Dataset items
#####
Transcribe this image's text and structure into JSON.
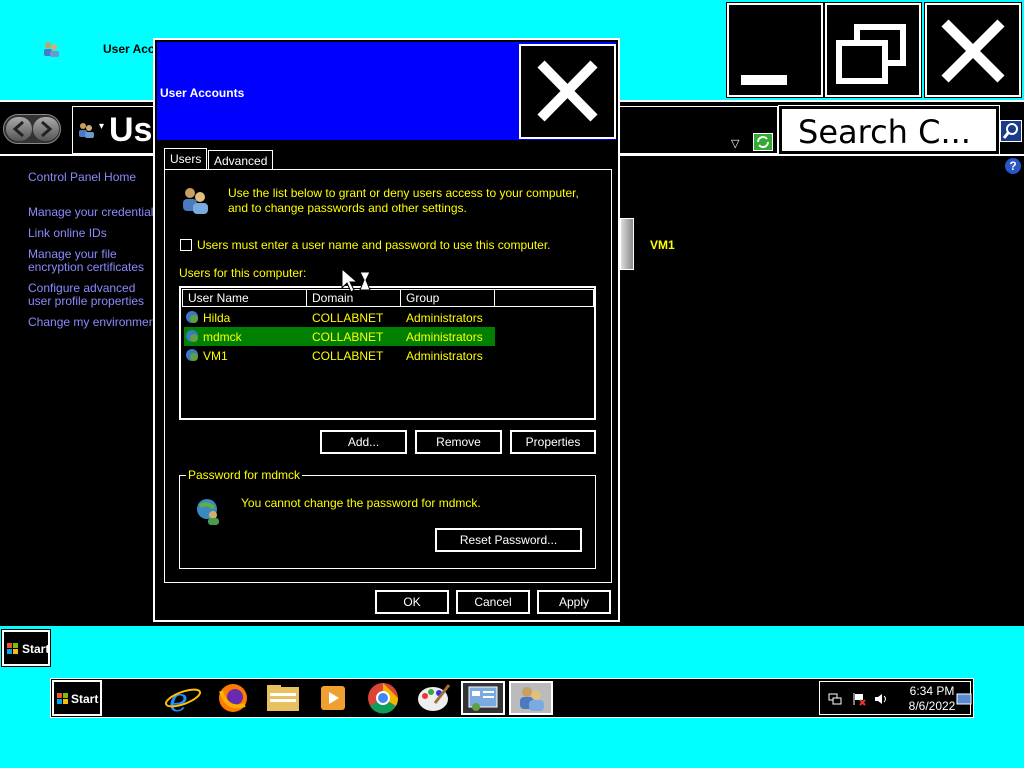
{
  "window": {
    "title": "User Accounts",
    "breadcrumb": "Use",
    "search_text": "Search C..."
  },
  "left_nav": {
    "home": "Control Panel Home",
    "manage_credentials": "Manage your credentials",
    "link_online": "Link online IDs",
    "file_encryption": "Manage your file encryption certificates",
    "advanced_profile": "Configure advanced user profile properties",
    "env_vars": "Change my environment variables"
  },
  "background": {
    "vm1_label": "VM1",
    "help_glyph": "?"
  },
  "dialog": {
    "title": "User Accounts",
    "tabs": [
      "Users",
      "Advanced"
    ],
    "info_text": "Use the list below to grant or deny users access to your computer, and to change passwords and other settings.",
    "checkbox_label": "Users must enter a user name and password to use this computer.",
    "checkbox_checked": false,
    "users_label": "Users for this computer:",
    "columns": [
      "User Name",
      "Domain",
      "Group"
    ],
    "rows": [
      {
        "name": "Hilda",
        "domain": "COLLABNET",
        "group": "Administrators",
        "selected": false
      },
      {
        "name": "mdmck",
        "domain": "COLLABNET",
        "group": "Administrators",
        "selected": true
      },
      {
        "name": "VM1",
        "domain": "COLLABNET",
        "group": "Administrators",
        "selected": false
      }
    ],
    "buttons": {
      "add": "Add...",
      "remove": "Remove",
      "properties": "Properties",
      "reset_password": "Reset Password...",
      "ok": "OK",
      "cancel": "Cancel",
      "apply": "Apply"
    },
    "password_group_label": "Password for mdmck",
    "password_message": "You cannot change the password for mdmck."
  },
  "taskbar": {
    "start_small": "Start",
    "start": "Start",
    "apps": [
      "internet-explorer-icon",
      "firefox-icon",
      "file-explorer-icon",
      "media-player-icon",
      "chrome-icon",
      "paint-icon",
      "control-panel-icon",
      "user-accounts-icon"
    ],
    "time": "6:34 PM",
    "date": "8/6/2022"
  },
  "colors": {
    "background": "#00ffff",
    "dialog_title": "#0000ff",
    "text_yellow": "#ffff00",
    "selection": "#008000",
    "link": "#8a8aff"
  }
}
#####
Transcribe the complete set of entries verbatim. No pictures belong in the copy.

Output for this task ->
Transcribe this image's text and structure into JSON.
{
  "window": {
    "title": "User Accounts",
    "breadcrumb": "Use",
    "search_text": "Search C..."
  },
  "left_nav": {
    "home": "Control Panel Home",
    "manage_credentials": "Manage your credentials",
    "link_online": "Link online IDs",
    "file_encryption": "Manage your file encryption certificates",
    "advanced_profile": "Configure advanced user profile properties",
    "env_vars": "Change my environment variables"
  },
  "background": {
    "vm1_label": "VM1",
    "help_glyph": "?"
  },
  "dialog": {
    "title": "User Accounts",
    "tabs": [
      "Users",
      "Advanced"
    ],
    "info_text": "Use the list below to grant or deny users access to your computer, and to change passwords and other settings.",
    "checkbox_label": "Users must enter a user name and password to use this computer.",
    "checkbox_checked": false,
    "users_label": "Users for this computer:",
    "columns": [
      "User Name",
      "Domain",
      "Group"
    ],
    "rows": [
      {
        "name": "Hilda",
        "domain": "COLLABNET",
        "group": "Administrators",
        "selected": false
      },
      {
        "name": "mdmck",
        "domain": "COLLABNET",
        "group": "Administrators",
        "selected": true
      },
      {
        "name": "VM1",
        "domain": "COLLABNET",
        "group": "Administrators",
        "selected": false
      }
    ],
    "buttons": {
      "add": "Add...",
      "remove": "Remove",
      "properties": "Properties",
      "reset_password": "Reset Password...",
      "ok": "OK",
      "cancel": "Cancel",
      "apply": "Apply"
    },
    "password_group_label": "Password for mdmck",
    "password_message": "You cannot change the password for mdmck."
  },
  "taskbar": {
    "start_small": "Start",
    "start": "Start",
    "apps": [
      "internet-explorer-icon",
      "firefox-icon",
      "file-explorer-icon",
      "media-player-icon",
      "chrome-icon",
      "paint-icon",
      "control-panel-icon",
      "user-accounts-icon"
    ],
    "time": "6:34 PM",
    "date": "8/6/2022"
  },
  "colors": {
    "background": "#00ffff",
    "dialog_title": "#0000ff",
    "text_yellow": "#ffff00",
    "selection": "#008000",
    "link": "#8a8aff"
  }
}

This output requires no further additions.